INSTRUCTION: Leave every picture out and write out the records below exactly.

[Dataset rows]
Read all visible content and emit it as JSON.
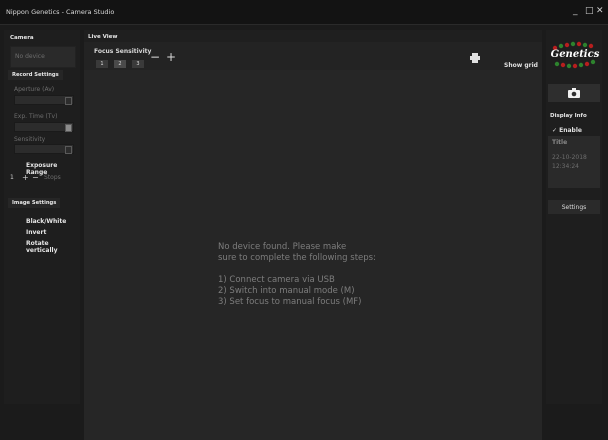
{
  "window": {
    "title": "Nippon Genetics - Camera Studio",
    "controls": {
      "minimize": "_",
      "maximize": "□",
      "close": "✕"
    }
  },
  "left": {
    "camera_header": "Camera",
    "device_value": "No device",
    "record_header": "Record Settings",
    "aperture_label": "Aperture (Av)",
    "exp_label": "Exp. Time (Tv)",
    "sensitivity_label": "Sensitivity",
    "exposure_range_label": "Exposure Range",
    "range_value": "1",
    "range_plus": "+",
    "range_minus": "−",
    "range_unit": "Stops",
    "image_header": "Image Settings",
    "image_options": [
      "Black/White",
      "Invert",
      "Rotate vertically"
    ]
  },
  "live": {
    "header": "Live View",
    "focus_label": "Focus Sensitivity",
    "focus_buttons": [
      "1",
      "2",
      "3"
    ],
    "minus_label": "−",
    "plus_label": "+",
    "print_icon": "printer-icon",
    "show_grid_label": "Show grid",
    "message_lines": [
      "No device found. Please make",
      "sure to complete the following steps:",
      "",
      "1) Connect camera via USB",
      "2) Switch into manual mode (M)",
      "3) Set focus to manual focus (MF)"
    ]
  },
  "right": {
    "logo_text": "Genetics",
    "camera_icon": "camera-icon",
    "display_info_header": "Display Info",
    "enable_label": "Enable",
    "title_label": "Title",
    "date": "22-10-2018",
    "time": "12:34:24",
    "settings_label": "Settings"
  },
  "colors": {
    "background": "#1b1b1b",
    "panel": "#262626",
    "text": "#cfcfcf",
    "muted": "#6d6d6d",
    "logo_red": "#c81e1e",
    "logo_green": "#2f8f2f"
  }
}
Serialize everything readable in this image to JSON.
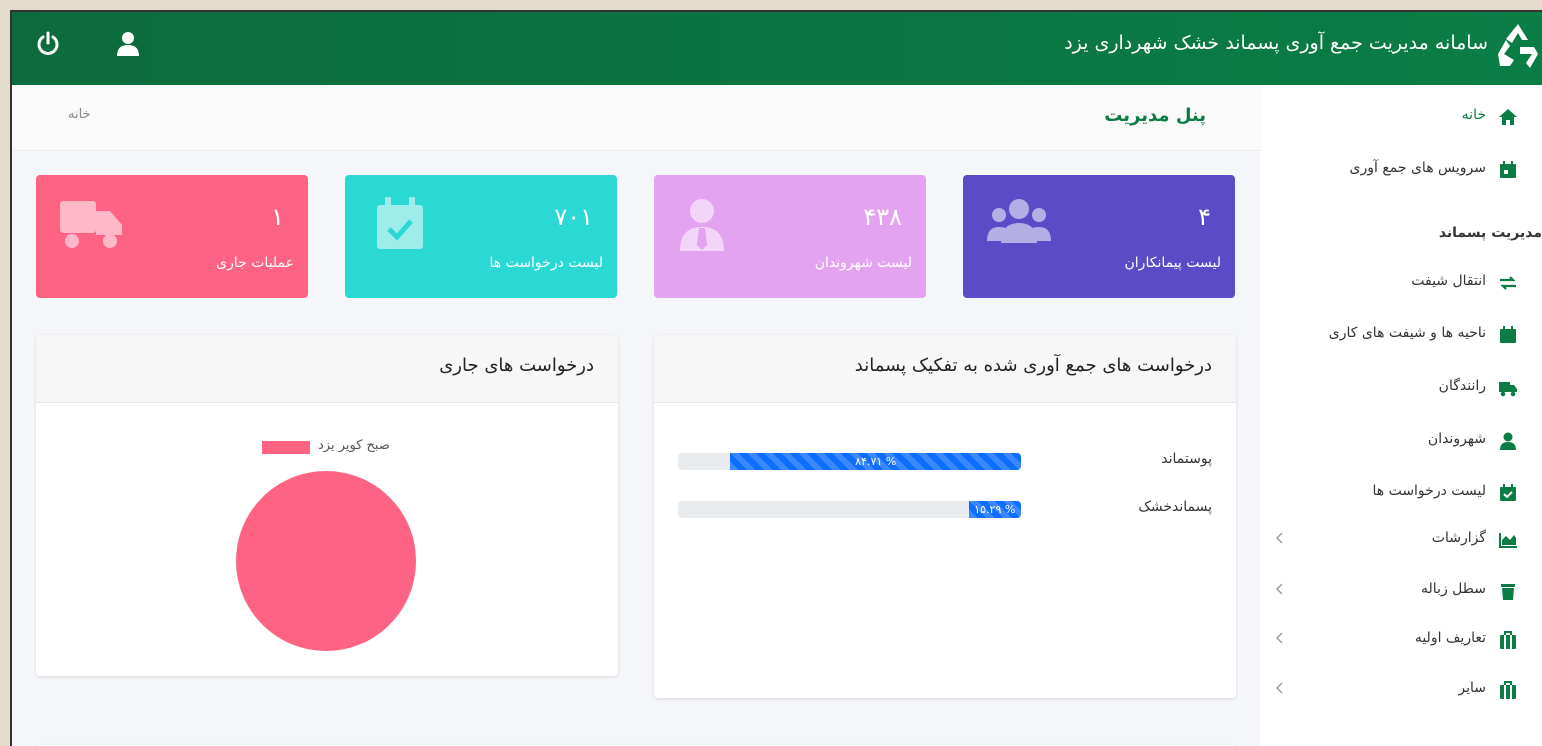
{
  "header": {
    "title": "سامانه مدیریت جمع آوری پسماند خشک شهرداری یزد"
  },
  "page": {
    "title": "پنل مدیریت",
    "breadcrumb": "خانه"
  },
  "sidebar": {
    "items": [
      {
        "label": "خانه",
        "icon": "home-icon"
      },
      {
        "label": "سرویس های جمع آوری",
        "icon": "calendar-icon"
      },
      {
        "label": "انتقال شیفت",
        "icon": "exchange-icon"
      },
      {
        "label": "ناحیه ها و شیفت های کاری",
        "icon": "calendar-icon"
      },
      {
        "label": "رانندگان",
        "icon": "truck-icon"
      },
      {
        "label": "شهروندان",
        "icon": "user-icon"
      },
      {
        "label": "لیست درخواست ها",
        "icon": "calendar-check-icon"
      },
      {
        "label": "گزارشات",
        "icon": "chart-area-icon"
      },
      {
        "label": "سطل زباله",
        "icon": "trash-icon"
      },
      {
        "label": "تعاریف اولیه",
        "icon": "briefcase-icon"
      },
      {
        "label": "سایر",
        "icon": "briefcase-icon"
      }
    ],
    "section_header": "مدیریت پسماند"
  },
  "stats": [
    {
      "value": "۱",
      "label": "عملیات جاری",
      "color": "#ff6384",
      "icon": "truck-icon"
    },
    {
      "value": "۷۰۱",
      "label": "لیست درخواست ها",
      "color": "#2ad8d4",
      "icon": "calendar-check-icon"
    },
    {
      "value": "۴۳۸",
      "label": "لیست شهروندان",
      "color": "#e4a3f0",
      "icon": "user-tie-icon"
    },
    {
      "value": "۴",
      "label": "لیست پیمانکاران",
      "color": "#5c4bc7",
      "icon": "users-icon"
    }
  ],
  "waste_card": {
    "title": "درخواست های جمع آوری شده به تفکیک پسماند",
    "rows": [
      {
        "label": "پوستماند",
        "percent_text": "% ۸۴.۷۱",
        "fraction": 0.8471
      },
      {
        "label": "پسماندخشک",
        "percent_text": "% ۱۵.۲۹",
        "fraction": 0.1529
      }
    ]
  },
  "current_card": {
    "title": "درخواست های جاری"
  },
  "chart_data": {
    "type": "pie",
    "labels": [
      "صبح کویر یزد"
    ],
    "values": [
      1
    ],
    "colors": [
      "#ff6384"
    ],
    "legend": "top"
  },
  "colors": {
    "brand_green": "#0a7d45",
    "progress_blue": "#0d6efd"
  }
}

TASK ANSWER:
Read all visible content and emit it as JSON.
{
  "window": {
    "title": "Nippon Genetics - Camera Studio",
    "controls": {
      "minimize": "_",
      "maximize": "□",
      "close": "✕"
    }
  },
  "left": {
    "camera_header": "Camera",
    "device_value": "No device",
    "record_header": "Record Settings",
    "aperture_label": "Aperture (Av)",
    "exp_label": "Exp. Time (Tv)",
    "sensitivity_label": "Sensitivity",
    "exposure_range_label": "Exposure Range",
    "range_value": "1",
    "range_plus": "+",
    "range_minus": "−",
    "range_unit": "Stops",
    "image_header": "Image Settings",
    "image_options": [
      "Black/White",
      "Invert",
      "Rotate vertically"
    ]
  },
  "live": {
    "header": "Live View",
    "focus_label": "Focus Sensitivity",
    "focus_buttons": [
      "1",
      "2",
      "3"
    ],
    "minus_label": "−",
    "plus_label": "+",
    "print_icon": "printer-icon",
    "show_grid_label": "Show grid",
    "message_lines": [
      "No device found. Please make",
      "sure to complete the following steps:",
      "",
      "1) Connect camera via USB",
      "2) Switch into manual mode (M)",
      "3) Set focus to manual focus (MF)"
    ]
  },
  "right": {
    "logo_text": "Genetics",
    "camera_icon": "camera-icon",
    "display_info_header": "Display Info",
    "enable_label": "Enable",
    "title_label": "Title",
    "date": "22-10-2018",
    "time": "12:34:24",
    "settings_label": "Settings"
  },
  "colors": {
    "background": "#1b1b1b",
    "panel": "#262626",
    "text": "#cfcfcf",
    "muted": "#6d6d6d",
    "logo_red": "#c81e1e",
    "logo_green": "#2f8f2f"
  }
}
Serialize everything readable in this image to JSON.
{
  "header": {
    "title": "سامانه مدیریت جمع آوری پسماند خشک شهرداری یزد"
  },
  "page": {
    "title": "پنل مدیریت",
    "breadcrumb": "خانه"
  },
  "sidebar": {
    "items": [
      {
        "label": "خانه",
        "icon": "home-icon"
      },
      {
        "label": "سرویس های جمع آوری",
        "icon": "calendar-icon"
      },
      {
        "label": "انتقال شیفت",
        "icon": "exchange-icon"
      },
      {
        "label": "ناحیه ها و شیفت های کاری",
        "icon": "calendar-icon"
      },
      {
        "label": "رانندگان",
        "icon": "truck-icon"
      },
      {
        "label": "شهروندان",
        "icon": "user-icon"
      },
      {
        "label": "لیست درخواست ها",
        "icon": "calendar-check-icon"
      },
      {
        "label": "گزارشات",
        "icon": "chart-area-icon"
      },
      {
        "label": "سطل زباله",
        "icon": "trash-icon"
      },
      {
        "label": "تعاریف اولیه",
        "icon": "briefcase-icon"
      },
      {
        "label": "سایر",
        "icon": "briefcase-icon"
      }
    ],
    "section_header": "مدیریت پسماند"
  },
  "stats": [
    {
      "value": "۱",
      "label": "عملیات جاری",
      "color": "#ff6384",
      "icon": "truck-icon"
    },
    {
      "value": "۷۰۱",
      "label": "لیست درخواست ها",
      "color": "#2ad8d4",
      "icon": "calendar-check-icon"
    },
    {
      "value": "۴۳۸",
      "label": "لیست شهروندان",
      "color": "#e4a3f0",
      "icon": "user-tie-icon"
    },
    {
      "value": "۴",
      "label": "لیست پیمانکاران",
      "color": "#5c4bc7",
      "icon": "users-icon"
    }
  ],
  "waste_card": {
    "title": "درخواست های جمع آوری شده به تفکیک پسماند",
    "rows": [
      {
        "label": "پوستماند",
        "percent_text": "% ۸۴.۷۱",
        "fraction": 0.8471
      },
      {
        "label": "پسماندخشک",
        "percent_text": "% ۱۵.۲۹",
        "fraction": 0.1529
      }
    ]
  },
  "current_card": {
    "title": "درخواست های جاری"
  },
  "chart_data": {
    "type": "pie",
    "labels": [
      "صبح کویر یزد"
    ],
    "values": [
      1
    ],
    "colors": [
      "#ff6384"
    ],
    "legend": "top"
  },
  "colors": {
    "brand_green": "#0a7d45",
    "progress_blue": "#0d6efd"
  }
}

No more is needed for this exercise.